→ Data excerpts:

+++++

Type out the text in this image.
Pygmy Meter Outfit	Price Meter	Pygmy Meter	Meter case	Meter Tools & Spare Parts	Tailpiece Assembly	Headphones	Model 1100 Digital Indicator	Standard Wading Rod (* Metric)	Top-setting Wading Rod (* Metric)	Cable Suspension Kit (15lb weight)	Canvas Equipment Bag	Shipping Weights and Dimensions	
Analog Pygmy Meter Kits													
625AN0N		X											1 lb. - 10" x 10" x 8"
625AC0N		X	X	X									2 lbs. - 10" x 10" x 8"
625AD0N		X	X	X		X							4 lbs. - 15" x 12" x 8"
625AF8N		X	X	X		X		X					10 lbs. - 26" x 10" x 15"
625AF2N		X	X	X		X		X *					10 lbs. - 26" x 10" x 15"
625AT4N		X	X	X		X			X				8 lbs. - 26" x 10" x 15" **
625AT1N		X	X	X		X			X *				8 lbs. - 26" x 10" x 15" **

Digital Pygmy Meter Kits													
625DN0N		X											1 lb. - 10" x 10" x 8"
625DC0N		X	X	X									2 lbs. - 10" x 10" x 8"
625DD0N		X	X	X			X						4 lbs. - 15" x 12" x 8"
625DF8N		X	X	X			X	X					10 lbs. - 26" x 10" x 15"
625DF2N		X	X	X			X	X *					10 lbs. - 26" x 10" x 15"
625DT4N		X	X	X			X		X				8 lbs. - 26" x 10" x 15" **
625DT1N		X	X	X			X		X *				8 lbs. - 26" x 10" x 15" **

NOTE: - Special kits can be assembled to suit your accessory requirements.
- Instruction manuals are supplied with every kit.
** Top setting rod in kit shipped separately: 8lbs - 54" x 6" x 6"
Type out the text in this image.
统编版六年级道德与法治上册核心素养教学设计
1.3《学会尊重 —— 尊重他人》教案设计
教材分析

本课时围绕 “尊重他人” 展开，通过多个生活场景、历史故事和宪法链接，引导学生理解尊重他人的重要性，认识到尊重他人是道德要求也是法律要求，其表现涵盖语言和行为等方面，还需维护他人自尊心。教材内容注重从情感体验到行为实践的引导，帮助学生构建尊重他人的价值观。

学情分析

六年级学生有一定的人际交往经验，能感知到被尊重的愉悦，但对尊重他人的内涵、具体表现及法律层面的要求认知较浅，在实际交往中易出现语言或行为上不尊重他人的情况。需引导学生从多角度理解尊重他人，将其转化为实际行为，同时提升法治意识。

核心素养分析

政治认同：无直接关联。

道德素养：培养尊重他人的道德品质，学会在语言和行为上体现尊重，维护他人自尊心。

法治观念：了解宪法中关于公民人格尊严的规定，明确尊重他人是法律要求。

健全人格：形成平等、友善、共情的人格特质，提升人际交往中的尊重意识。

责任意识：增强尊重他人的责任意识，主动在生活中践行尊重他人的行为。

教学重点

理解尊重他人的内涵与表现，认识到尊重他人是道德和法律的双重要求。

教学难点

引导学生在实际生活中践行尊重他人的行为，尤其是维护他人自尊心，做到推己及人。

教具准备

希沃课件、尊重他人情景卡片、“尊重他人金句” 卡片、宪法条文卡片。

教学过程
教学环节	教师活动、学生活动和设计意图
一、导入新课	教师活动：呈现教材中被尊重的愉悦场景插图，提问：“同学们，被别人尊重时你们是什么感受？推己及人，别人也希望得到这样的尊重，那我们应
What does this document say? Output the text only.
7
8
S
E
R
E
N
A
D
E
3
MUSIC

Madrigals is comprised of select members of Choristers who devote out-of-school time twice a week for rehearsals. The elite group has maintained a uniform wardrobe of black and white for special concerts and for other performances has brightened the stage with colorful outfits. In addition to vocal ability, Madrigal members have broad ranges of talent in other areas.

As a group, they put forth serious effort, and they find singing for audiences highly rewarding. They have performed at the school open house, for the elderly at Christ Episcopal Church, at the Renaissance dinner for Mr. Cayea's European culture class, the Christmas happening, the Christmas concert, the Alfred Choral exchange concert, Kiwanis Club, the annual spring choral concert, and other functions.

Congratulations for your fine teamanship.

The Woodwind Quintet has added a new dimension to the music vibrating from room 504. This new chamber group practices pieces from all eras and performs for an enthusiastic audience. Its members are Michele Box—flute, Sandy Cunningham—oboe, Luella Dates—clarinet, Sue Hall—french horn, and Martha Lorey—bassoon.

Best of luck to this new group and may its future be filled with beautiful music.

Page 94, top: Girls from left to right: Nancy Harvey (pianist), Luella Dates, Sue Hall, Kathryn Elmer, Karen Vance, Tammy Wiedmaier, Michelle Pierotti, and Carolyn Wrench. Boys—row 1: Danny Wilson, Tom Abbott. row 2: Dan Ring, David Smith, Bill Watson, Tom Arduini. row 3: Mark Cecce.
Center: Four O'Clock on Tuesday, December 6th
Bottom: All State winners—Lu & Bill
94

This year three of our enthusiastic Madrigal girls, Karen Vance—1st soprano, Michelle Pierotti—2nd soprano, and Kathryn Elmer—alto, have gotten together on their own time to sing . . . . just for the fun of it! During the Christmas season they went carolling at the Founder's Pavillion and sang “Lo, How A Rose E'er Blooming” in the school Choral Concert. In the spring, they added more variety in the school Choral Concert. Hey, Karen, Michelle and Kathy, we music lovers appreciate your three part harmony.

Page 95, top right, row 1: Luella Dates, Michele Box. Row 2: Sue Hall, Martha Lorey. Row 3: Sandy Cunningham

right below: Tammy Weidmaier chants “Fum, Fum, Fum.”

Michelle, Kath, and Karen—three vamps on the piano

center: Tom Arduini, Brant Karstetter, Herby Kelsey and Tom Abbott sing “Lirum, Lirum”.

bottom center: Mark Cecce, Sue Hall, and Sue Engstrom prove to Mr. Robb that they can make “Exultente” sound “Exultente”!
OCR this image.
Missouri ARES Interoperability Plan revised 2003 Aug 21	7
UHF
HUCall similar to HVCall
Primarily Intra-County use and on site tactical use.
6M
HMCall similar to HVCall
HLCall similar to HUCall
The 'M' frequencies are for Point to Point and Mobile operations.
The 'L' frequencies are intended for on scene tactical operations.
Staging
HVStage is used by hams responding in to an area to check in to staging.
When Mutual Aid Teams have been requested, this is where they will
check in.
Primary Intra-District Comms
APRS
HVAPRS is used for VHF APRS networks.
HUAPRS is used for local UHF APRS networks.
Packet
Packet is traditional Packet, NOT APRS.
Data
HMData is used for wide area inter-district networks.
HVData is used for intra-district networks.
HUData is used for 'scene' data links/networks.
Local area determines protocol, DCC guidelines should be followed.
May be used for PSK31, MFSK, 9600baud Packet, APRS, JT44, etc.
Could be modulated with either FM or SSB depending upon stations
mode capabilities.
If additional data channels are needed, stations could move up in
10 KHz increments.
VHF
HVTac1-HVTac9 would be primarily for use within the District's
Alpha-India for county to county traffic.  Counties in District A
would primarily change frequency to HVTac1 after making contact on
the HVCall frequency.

+++++

→ EXERCISE BRIEF: Extract every line from the one containing "OCR this image." through the last line of the data, inclusive, exactly as written.

→ RESULT FOR THIS TASK:
OCR this image.
Missouri ARES Interoperability Plan revised 2003 Aug 21	7
UHF
HUCall similar to HVCall
Primarily Intra-County use and on site tactical use.
6M
HMCall similar to HVCall
HLCall similar to HUCall
The 'M' frequencies are for Point to Point and Mobile operations.
The 'L' frequencies are intended for on scene tactical operations.
Staging
HVStage is used by hams responding in to an area to check in to staging.
When Mutual Aid Teams have been requested, this is where they will
check in.
Primary Intra-District Comms
APRS
HVAPRS is used for VHF APRS networks.
HUAPRS is used for local UHF APRS networks.
Packet
Packet is traditional Packet, NOT APRS.
Data
HMData is used for wide area inter-district networks.
HVData is used for intra-district networks.
HUData is used for 'scene' data links/networks.
Local area determines protocol, DCC guidelines should be followed.
May be used for PSK31, MFSK, 9600baud Packet, APRS, JT44, etc.
Could be modulated with either FM or SSB depending upon stations
mode capabilities.
If additional data channels are needed, stations could move up in
10 KHz increments.
VHF
HVTac1-HVTac9 would be primarily for use within the District's
Alpha-India for county to county traffic.  Counties in District A
would primarily change frequency to HVTac1 after making contact on
the HVCall frequency.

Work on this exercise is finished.